(Collected data entries)
= = = =
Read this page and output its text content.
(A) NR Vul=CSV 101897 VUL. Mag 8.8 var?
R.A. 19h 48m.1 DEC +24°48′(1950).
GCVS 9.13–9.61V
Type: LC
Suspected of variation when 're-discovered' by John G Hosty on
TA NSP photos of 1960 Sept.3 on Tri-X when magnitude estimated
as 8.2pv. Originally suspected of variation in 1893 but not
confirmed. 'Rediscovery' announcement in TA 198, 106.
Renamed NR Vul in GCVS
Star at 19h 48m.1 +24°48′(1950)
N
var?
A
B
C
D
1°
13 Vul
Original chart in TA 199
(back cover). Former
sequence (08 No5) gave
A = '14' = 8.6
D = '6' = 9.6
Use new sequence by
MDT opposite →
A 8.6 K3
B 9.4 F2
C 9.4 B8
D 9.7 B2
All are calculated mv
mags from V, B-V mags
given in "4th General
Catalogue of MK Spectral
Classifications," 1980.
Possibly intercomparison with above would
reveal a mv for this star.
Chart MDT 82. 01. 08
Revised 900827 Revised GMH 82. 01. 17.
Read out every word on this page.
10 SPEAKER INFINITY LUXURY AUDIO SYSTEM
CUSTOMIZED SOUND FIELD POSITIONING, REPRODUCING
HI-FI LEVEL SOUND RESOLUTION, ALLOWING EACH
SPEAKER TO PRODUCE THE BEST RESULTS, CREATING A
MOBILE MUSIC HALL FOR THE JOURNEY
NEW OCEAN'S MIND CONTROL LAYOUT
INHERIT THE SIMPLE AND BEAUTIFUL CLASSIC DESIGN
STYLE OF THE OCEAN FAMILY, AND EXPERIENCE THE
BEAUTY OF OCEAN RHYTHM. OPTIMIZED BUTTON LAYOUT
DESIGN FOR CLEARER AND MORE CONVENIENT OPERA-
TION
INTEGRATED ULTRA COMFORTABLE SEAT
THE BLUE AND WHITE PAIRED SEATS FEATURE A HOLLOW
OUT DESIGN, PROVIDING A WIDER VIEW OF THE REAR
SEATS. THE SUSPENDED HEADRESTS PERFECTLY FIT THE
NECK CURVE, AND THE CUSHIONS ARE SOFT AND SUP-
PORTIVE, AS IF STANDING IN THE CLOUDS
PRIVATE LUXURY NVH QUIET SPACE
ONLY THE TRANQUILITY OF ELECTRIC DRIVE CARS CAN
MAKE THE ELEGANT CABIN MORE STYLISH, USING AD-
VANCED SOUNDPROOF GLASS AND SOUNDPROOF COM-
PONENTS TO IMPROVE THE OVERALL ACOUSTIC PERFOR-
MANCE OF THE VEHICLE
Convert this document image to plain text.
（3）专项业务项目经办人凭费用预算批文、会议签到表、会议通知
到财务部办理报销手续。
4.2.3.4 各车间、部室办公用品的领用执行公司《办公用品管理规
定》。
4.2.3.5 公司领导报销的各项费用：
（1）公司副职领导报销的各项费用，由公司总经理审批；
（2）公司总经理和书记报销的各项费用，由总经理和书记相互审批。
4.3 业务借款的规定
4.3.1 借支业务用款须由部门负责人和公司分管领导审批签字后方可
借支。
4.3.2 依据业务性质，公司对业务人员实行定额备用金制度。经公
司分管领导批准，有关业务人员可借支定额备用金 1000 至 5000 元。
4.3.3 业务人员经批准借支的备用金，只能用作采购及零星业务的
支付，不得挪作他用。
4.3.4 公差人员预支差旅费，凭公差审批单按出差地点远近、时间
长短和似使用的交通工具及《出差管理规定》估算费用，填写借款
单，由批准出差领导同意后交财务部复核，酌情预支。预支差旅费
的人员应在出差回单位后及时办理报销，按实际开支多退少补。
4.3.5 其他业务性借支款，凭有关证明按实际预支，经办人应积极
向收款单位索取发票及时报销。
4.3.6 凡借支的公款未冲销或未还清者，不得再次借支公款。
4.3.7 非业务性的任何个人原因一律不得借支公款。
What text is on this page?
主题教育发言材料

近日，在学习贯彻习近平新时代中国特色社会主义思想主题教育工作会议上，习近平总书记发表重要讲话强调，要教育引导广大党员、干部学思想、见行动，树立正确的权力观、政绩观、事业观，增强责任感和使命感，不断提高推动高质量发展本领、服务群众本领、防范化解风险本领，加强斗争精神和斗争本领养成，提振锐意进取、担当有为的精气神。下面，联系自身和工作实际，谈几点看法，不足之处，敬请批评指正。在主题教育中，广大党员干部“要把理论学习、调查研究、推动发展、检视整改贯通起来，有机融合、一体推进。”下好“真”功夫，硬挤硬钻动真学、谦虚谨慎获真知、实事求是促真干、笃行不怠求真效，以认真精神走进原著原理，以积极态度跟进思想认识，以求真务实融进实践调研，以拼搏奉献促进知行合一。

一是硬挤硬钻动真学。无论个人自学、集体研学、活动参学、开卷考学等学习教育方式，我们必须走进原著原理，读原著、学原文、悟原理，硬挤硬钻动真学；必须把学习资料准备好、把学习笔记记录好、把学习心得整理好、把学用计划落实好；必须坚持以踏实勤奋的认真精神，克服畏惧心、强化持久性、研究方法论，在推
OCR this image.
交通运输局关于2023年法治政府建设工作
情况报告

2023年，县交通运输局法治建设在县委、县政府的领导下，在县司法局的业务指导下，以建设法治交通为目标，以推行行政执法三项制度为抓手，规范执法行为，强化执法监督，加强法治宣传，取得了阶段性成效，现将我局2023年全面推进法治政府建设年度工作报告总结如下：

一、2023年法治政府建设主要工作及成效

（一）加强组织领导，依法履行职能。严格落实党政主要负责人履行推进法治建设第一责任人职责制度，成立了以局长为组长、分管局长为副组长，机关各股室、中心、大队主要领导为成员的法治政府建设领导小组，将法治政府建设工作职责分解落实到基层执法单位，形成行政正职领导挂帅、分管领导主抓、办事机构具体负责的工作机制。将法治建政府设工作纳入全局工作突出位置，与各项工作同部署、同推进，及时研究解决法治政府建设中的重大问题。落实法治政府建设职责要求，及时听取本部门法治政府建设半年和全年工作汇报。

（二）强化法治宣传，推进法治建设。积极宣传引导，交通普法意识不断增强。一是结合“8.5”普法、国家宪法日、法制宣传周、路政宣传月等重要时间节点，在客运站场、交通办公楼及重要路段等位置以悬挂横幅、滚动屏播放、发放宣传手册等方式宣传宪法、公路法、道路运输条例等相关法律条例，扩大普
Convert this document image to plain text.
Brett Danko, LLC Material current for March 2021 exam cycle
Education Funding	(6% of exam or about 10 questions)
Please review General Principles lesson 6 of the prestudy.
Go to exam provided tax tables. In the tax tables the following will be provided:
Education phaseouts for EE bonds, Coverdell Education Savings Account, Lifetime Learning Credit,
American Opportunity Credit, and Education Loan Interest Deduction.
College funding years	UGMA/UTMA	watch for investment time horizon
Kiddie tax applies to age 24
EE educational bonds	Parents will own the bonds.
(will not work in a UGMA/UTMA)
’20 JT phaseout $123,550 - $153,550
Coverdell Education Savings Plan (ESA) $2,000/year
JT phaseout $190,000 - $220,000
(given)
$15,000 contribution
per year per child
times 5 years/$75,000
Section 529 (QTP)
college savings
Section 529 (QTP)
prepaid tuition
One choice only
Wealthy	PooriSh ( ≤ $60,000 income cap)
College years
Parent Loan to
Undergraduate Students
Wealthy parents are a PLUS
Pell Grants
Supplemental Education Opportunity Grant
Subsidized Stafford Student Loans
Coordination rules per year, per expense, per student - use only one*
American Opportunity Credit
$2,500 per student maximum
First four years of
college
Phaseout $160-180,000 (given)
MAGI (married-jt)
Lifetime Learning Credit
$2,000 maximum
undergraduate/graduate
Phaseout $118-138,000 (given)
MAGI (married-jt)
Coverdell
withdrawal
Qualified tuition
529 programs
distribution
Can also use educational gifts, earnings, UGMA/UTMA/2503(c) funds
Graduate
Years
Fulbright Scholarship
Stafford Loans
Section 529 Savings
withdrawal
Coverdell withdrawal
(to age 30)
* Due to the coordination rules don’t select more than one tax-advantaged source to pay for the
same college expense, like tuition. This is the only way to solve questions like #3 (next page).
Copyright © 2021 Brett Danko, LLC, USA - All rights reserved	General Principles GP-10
= = = =
Reproduce each line of the material containing the word "variation".

# THE OUTPUT
Suspected of variation when 're-discovered' by John G Hosty on
as 8.2pv. Originally suspected of variation in 1893 but not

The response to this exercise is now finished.